* **Goal**: Write out the full set of records below exactly.

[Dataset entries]
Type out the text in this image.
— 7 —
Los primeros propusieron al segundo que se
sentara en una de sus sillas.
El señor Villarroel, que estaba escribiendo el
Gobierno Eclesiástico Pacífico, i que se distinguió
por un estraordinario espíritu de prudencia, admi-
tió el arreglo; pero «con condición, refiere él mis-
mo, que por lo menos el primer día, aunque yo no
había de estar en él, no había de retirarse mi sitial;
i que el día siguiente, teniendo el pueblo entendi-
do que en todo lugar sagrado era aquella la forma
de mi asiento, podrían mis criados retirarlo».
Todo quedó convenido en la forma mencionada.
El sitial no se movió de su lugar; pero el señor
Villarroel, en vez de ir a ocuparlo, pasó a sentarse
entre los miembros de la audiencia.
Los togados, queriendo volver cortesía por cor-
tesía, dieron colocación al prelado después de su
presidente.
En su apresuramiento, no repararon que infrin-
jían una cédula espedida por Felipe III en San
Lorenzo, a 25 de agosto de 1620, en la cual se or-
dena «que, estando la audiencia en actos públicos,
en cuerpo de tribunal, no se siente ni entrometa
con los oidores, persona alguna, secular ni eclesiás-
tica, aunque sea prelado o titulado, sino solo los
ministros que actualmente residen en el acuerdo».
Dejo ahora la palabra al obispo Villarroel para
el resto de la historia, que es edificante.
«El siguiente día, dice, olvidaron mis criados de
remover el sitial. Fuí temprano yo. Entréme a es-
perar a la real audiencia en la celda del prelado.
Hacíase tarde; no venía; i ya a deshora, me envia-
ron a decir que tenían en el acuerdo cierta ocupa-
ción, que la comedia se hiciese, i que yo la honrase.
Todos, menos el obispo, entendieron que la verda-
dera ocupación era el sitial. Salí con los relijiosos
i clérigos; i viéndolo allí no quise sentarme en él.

* **Answer to this problem**:
Type out the text in this image.
— 7 —
Los primeros propusieron al segundo que se
sentara en una de sus sillas.
El señor Villarroel, que estaba escribiendo el
Gobierno Eclesiástico Pacífico, i que se distinguió
por un estraordinario espíritu de prudencia, admi-
tió el arreglo; pero «con condición, refiere él mis-
mo, que por lo menos el primer día, aunque yo no
había de estar en él, no había de retirarse mi sitial;
i que el día siguiente, teniendo el pueblo entendi-
do que en todo lugar sagrado era aquella la forma
de mi asiento, podrían mis criados retirarlo».
Todo quedó convenido en la forma mencionada.
El sitial no se movió de su lugar; pero el señor
Villarroel, en vez de ir a ocuparlo, pasó a sentarse
entre los miembros de la audiencia.
Los togados, queriendo volver cortesía por cor-
tesía, dieron colocación al prelado después de su
presidente.
En su apresuramiento, no repararon que infrin-
jían una cédula espedida por Felipe III en San
Lorenzo, a 25 de agosto de 1620, en la cual se or-
dena «que, estando la audiencia en actos públicos,
en cuerpo de tribunal, no se siente ni entrometa
con los oidores, persona alguna, secular ni eclesiás-
tica, aunque sea prelado o titulado, sino solo los
ministros que actualmente residen en el acuerdo».
Dejo ahora la palabra al obispo Villarroel para
el resto de la historia, que es edificante.
«El siguiente día, dice, olvidaron mis criados de
remover el sitial. Fuí temprano yo. Entréme a es-
perar a la real audiencia en la celda del prelado.
Hacíase tarde; no venía; i ya a deshora, me envia-
ron a decir que tenían en el acuerdo cierta ocupa-
ción, que la comedia se hiciese, i que yo la honrase.
Todos, menos el obispo, entendieron que la verda-
dera ocupación era el sitial. Salí con los relijiosos
i clérigos; i viéndolo allí no quise sentarme en él.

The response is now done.